# EXERCISE DETAILS
Each of the entries should be retyped precisely as it appears.

-------- MATERIAL FOR THIS TASK

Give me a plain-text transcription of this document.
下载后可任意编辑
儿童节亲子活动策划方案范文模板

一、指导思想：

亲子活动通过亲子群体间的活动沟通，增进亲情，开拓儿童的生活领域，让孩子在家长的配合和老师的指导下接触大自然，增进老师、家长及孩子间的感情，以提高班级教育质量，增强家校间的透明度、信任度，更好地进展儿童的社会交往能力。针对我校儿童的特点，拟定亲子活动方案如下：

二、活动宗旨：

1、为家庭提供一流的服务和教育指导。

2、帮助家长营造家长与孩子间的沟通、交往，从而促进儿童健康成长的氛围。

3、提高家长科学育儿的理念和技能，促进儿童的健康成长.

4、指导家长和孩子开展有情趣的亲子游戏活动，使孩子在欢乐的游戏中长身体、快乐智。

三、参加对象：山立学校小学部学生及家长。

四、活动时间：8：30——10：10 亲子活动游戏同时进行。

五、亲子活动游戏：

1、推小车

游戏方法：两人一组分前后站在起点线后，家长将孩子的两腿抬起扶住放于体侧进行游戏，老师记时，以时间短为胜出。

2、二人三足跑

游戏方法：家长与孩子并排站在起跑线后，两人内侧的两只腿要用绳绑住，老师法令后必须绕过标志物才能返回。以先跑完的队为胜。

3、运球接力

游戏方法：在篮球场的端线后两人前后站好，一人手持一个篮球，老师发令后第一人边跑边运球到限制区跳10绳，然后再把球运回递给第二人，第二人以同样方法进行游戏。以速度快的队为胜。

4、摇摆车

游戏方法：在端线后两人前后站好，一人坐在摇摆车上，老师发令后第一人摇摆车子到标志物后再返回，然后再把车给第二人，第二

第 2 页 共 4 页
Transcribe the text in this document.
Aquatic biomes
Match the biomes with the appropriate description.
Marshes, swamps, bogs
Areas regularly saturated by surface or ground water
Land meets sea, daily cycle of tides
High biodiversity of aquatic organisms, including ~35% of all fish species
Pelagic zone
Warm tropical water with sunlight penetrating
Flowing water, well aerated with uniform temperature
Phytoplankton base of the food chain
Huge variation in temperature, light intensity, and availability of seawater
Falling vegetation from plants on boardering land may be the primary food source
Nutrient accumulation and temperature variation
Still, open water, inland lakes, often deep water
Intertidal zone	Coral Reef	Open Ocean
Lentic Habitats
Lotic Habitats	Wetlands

----------------

# EXERCISE RESPONSE
Give me a plain-text transcription of this document.
下载后可任意编辑
儿童节亲子活动策划方案范文模板

一、指导思想：

亲子活动通过亲子群体间的活动沟通，增进亲情，开拓儿童的生活领域，让孩子在家长的配合和老师的指导下接触大自然，增进老师、家长及孩子间的感情，以提高班级教育质量，增强家校间的透明度、信任度，更好地进展儿童的社会交往能力。针对我校儿童的特点，拟定亲子活动方案如下：

二、活动宗旨：

1、为家庭提供一流的服务和教育指导。

2、帮助家长营造家长与孩子间的沟通、交往，从而促进儿童健康成长的氛围。

3、提高家长科学育儿的理念和技能，促进儿童的健康成长.

4、指导家长和孩子开展有情趣的亲子游戏活动，使孩子在欢乐的游戏中长身体、快乐智。

三、参加对象：山立学校小学部学生及家长。

四、活动时间：8：30——10：10 亲子活动游戏同时进行。

五、亲子活动游戏：

1、推小车

游戏方法：两人一组分前后站在起点线后，家长将孩子的两腿抬起扶住放于体侧进行游戏，老师记时，以时间短为胜出。

2、二人三足跑

游戏方法：家长与孩子并排站在起跑线后，两人内侧的两只腿要用绳绑住，老师法令后必须绕过标志物才能返回。以先跑完的队为胜。

3、运球接力

游戏方法：在篮球场的端线后两人前后站好，一人手持一个篮球，老师发令后第一人边跑边运球到限制区跳10绳，然后再把球运回递给第二人，第二人以同样方法进行游戏。以速度快的队为胜。

4、摇摆车

游戏方法：在端线后两人前后站好，一人坐在摇摆车上，老师发令后第一人摇摆车子到标志物后再返回，然后再把车给第二人，第二

第 2 页 共 4 页
Transcribe the text in this document.
Aquatic biomes
Match the biomes with the appropriate description.
Marshes, swamps, bogs
Areas regularly saturated by surface or ground water
Land meets sea, daily cycle of tides
High biodiversity of aquatic organisms, including ~35% of all fish species
Pelagic zone
Warm tropical water with sunlight penetrating
Flowing water, well aerated with uniform temperature
Phytoplankton base of the food chain
Huge variation in temperature, light intensity, and availability of seawater
Falling vegetation from plants on boardering land may be the primary food source
Nutrient accumulation and temperature variation
Still, open water, inland lakes, often deep water
Intertidal zone	Coral Reef	Open Ocean
Lentic Habitats
Lotic Habitats	Wetlands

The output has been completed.